Objectives:
#1 Duplicate the part of the commentary on the Flood of Atuma that opens with the words containing "Anyway, the author starts" and closes with "our own  times.".
#2 List every word or phrase that the commentary on the Flood of Atuma sets inside single quotation marks.
#3 Pick up the commentary on the Flood of Atuma after its final sentence and keep writing.

Passage:

In the last passage we learnt how Eloma tried to preach the teachings of her god to the rapidly degenerating tribe known as the Children of God in the hope it would halt their spiritual backwards slide into an existence akin to that of the Children of Men, who were an altogether more ‘earthy’ lot, prone to giving full rein to anger, lust, and all those other so-called ‘passions’ which ancient hierarchies were not at all keen on because they generally heralded societal dissent and disobedience.

In the passage to be looked at here a much more portentous tone is adopted by the author, although the text is rather disjointed, with several sections separated by what appear to be unrelated themes. The chapter is entitled The Flood of Atuma and in it, as its name suggests, we encounter a cataclysm – a deluge or destruction by water as the ancient Greek word should correctly be interpreted – and we meet again Nanua, the Maid of the Morning, whom Eloma had been charged by her god to rescue from servility and protect. It’s an interesting passage, if only for its similarity to parallels in other accounts of the rise and fall of civilisations, and it even gives a passing mention to ‘The Destroyer’, that periodic wreaker of earthly havoc which seems to be a kind of regularly recurring celestial event – maybe a close fly-by by a large comet; or even some kind of asteroid storm.

Anyway, the author starts out by addressing us – that’s you and me – as ‘the children of days yet unborn’,  and promising that if we are the generation actually reading this ancient material, then its message was intended for us. All very flattering, but somehow ominous. We are invited to hear a ‘Truth’ which, although it happened many aeons ago, is nevertheless very relevant to our own  times.

Items:

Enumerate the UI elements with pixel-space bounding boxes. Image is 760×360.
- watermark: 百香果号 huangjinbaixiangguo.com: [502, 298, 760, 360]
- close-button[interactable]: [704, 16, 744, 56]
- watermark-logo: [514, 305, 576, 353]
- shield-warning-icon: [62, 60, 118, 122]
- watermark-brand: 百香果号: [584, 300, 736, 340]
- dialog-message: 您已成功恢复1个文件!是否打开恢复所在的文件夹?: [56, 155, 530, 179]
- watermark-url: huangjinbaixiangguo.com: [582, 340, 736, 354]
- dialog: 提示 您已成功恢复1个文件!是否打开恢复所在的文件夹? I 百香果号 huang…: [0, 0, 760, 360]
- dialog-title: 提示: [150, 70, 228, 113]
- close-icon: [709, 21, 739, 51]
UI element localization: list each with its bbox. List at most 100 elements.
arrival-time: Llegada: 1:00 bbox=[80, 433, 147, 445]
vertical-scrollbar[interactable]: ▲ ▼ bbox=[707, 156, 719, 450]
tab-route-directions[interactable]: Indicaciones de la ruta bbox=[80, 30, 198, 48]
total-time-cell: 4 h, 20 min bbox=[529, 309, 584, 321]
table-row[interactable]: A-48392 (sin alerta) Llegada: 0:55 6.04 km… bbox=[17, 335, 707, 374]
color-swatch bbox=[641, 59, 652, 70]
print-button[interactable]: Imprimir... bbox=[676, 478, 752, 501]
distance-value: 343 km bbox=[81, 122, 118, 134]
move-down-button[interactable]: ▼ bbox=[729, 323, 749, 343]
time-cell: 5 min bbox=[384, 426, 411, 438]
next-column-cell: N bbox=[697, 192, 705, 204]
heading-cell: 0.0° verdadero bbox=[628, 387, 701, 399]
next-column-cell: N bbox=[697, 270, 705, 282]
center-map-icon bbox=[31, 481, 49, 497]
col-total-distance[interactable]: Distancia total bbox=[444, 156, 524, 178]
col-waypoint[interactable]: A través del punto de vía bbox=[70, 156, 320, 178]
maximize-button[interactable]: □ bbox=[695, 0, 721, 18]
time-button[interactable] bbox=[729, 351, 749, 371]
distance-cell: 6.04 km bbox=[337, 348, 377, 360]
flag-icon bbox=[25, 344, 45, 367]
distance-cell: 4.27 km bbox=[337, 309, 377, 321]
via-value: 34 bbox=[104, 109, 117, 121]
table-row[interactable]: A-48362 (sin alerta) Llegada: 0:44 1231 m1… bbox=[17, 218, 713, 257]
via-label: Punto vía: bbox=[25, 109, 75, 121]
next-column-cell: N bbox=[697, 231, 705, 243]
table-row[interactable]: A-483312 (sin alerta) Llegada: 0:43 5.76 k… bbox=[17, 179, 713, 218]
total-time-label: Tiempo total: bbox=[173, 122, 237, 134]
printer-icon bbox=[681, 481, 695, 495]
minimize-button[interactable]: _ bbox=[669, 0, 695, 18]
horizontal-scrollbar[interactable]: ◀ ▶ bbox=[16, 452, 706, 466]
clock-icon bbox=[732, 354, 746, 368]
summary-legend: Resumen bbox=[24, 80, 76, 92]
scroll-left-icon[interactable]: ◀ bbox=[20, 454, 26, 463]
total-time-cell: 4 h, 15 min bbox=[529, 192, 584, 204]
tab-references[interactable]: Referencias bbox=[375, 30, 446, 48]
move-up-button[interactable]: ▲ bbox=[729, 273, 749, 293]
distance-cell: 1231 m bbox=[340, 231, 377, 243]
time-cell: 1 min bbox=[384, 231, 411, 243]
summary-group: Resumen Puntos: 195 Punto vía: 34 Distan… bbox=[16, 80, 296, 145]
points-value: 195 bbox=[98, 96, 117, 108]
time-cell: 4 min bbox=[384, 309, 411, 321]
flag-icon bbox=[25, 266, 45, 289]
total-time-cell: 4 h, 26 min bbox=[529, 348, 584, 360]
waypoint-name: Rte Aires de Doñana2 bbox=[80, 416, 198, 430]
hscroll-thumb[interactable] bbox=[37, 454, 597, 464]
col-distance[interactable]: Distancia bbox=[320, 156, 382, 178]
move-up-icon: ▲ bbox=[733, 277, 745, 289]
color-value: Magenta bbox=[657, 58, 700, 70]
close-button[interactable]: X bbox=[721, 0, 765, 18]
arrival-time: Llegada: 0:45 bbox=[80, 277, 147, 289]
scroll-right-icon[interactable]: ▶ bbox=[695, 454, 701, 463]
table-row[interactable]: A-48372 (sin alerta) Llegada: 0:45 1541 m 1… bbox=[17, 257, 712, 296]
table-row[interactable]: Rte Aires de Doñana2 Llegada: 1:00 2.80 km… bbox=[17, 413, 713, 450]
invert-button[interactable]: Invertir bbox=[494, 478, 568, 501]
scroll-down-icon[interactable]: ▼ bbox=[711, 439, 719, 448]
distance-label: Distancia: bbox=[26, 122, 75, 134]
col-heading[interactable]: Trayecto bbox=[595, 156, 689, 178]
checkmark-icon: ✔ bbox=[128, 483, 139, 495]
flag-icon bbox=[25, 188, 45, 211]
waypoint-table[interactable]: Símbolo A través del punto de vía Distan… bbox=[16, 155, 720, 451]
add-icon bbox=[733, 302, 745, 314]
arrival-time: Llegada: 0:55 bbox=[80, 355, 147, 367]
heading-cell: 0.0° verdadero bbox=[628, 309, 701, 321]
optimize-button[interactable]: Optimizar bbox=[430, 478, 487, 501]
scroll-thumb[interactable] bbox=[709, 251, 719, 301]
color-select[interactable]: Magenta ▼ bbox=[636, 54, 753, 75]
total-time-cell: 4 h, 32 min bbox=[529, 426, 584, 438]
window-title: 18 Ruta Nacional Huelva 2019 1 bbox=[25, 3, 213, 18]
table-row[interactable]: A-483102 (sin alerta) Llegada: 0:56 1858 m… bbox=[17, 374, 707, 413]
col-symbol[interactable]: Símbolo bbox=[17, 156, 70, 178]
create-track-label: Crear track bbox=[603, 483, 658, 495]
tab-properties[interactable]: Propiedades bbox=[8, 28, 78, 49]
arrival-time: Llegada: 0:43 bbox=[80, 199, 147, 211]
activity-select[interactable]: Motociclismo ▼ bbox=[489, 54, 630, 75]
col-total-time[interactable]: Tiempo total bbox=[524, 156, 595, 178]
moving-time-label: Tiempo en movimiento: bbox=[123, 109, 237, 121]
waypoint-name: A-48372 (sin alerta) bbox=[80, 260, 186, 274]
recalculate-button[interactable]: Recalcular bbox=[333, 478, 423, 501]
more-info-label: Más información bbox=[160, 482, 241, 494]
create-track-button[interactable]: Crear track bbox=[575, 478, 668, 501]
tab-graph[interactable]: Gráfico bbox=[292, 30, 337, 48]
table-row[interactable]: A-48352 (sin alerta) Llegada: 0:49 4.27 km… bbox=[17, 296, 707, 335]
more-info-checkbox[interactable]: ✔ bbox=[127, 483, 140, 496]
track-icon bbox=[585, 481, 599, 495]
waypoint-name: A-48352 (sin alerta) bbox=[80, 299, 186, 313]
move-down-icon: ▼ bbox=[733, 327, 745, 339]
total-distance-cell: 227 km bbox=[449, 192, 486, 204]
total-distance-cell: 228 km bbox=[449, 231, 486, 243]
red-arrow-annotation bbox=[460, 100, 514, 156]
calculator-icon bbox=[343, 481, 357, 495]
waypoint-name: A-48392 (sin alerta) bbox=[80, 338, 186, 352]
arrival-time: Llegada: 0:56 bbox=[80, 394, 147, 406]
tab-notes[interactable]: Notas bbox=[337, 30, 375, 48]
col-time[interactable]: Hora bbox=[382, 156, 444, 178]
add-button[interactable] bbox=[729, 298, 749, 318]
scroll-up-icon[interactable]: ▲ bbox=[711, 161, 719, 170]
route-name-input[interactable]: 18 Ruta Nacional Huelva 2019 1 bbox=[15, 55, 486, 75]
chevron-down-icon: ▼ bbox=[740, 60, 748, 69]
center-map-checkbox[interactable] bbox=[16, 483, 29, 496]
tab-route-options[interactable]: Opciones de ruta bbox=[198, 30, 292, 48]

Task-by-task outputs:
#1
Anyway, the author starts out by addressing us – that’s you and me – as ‘the children of days yet unborn’,  and promising that if we are the generation actually reading this ancient material, then its message was intended for us. All very flattering, but somehow ominous. We are invited to hear a ‘Truth’ which, although it happened many aeons ago, is nevertheless very relevant to our own  times.

#2
- ‘earthy’
- ‘passions’
- ‘The Destroyer’
- ‘the children of days yet unborn’
- ‘Truth’

#3
The author trots out the standard warning that, although we have the potential for immortality, our time on Earth is one of testing, and not a second of that time should be frittered away on inconsequential things. Humanity, he says, originally understood the singularity of God, but over time it allowed its spiritual faculties to diminish and slide into disuse, and mistook the One God’s many aspects for a pantheon of different deities. Interestingly, the scribe here uses the term ‘higher abilities’ to describe that spiritual side of humanity that withered as time passed. I think that what is being described here is the loss of true Reason (with a capital R); that is, the ability to understand what is happening around us through passionless and informed investigation. It’s a common theme in many religions and philosophies and a common carrot and stick technique employed to make us think ‘Oh, the oldies knew how to be spiritual supermen, so we’re going to have to pull our collective fingers out so we don’t seem so inferior’. How much of this is social engineering perpetrated by controlling interests (whether religious or secular)  – the ‘it’s easier to control people aspiring to noble aims than a populace running riot with unbridled passion’ approach – and how much of it is a genuine lament for humanity’s fall (or, at least, distance) from its divine destiny, well, that’s up to you to decide. The author goes on to explain that we cannot truly grasp the concept of God (however you want to interpret that term) until we achieve that spiritual flowering, that application of pure Reason.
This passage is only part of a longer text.